Below is a block of records. Copy every line in it that contains the word "handle".

=== Entries ===

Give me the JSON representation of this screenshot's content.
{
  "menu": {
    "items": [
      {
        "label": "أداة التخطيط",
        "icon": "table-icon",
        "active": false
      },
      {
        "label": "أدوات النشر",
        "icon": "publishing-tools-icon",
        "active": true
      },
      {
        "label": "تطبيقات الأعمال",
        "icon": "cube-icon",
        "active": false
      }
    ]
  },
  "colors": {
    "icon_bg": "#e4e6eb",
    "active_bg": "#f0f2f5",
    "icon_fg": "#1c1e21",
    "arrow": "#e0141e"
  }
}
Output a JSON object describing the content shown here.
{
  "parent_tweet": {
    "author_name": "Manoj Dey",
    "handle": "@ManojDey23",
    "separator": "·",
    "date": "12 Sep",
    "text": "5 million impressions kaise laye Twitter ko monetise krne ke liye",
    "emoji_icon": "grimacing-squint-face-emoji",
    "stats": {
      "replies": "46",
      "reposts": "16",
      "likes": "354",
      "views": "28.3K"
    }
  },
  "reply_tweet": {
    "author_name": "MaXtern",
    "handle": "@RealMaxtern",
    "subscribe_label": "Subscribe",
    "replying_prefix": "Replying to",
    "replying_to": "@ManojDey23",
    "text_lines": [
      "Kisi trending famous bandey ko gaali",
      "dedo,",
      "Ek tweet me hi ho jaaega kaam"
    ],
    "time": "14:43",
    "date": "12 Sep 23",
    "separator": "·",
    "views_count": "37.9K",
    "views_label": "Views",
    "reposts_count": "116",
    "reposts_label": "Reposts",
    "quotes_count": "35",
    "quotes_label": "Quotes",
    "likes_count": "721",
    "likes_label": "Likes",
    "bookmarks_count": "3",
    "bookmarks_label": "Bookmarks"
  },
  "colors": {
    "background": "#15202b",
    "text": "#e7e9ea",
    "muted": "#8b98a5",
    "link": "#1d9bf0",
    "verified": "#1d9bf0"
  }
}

===

▶ Correct answer:
    "handle": "@ManojDey23",
    "handle": "@RealMaxtern",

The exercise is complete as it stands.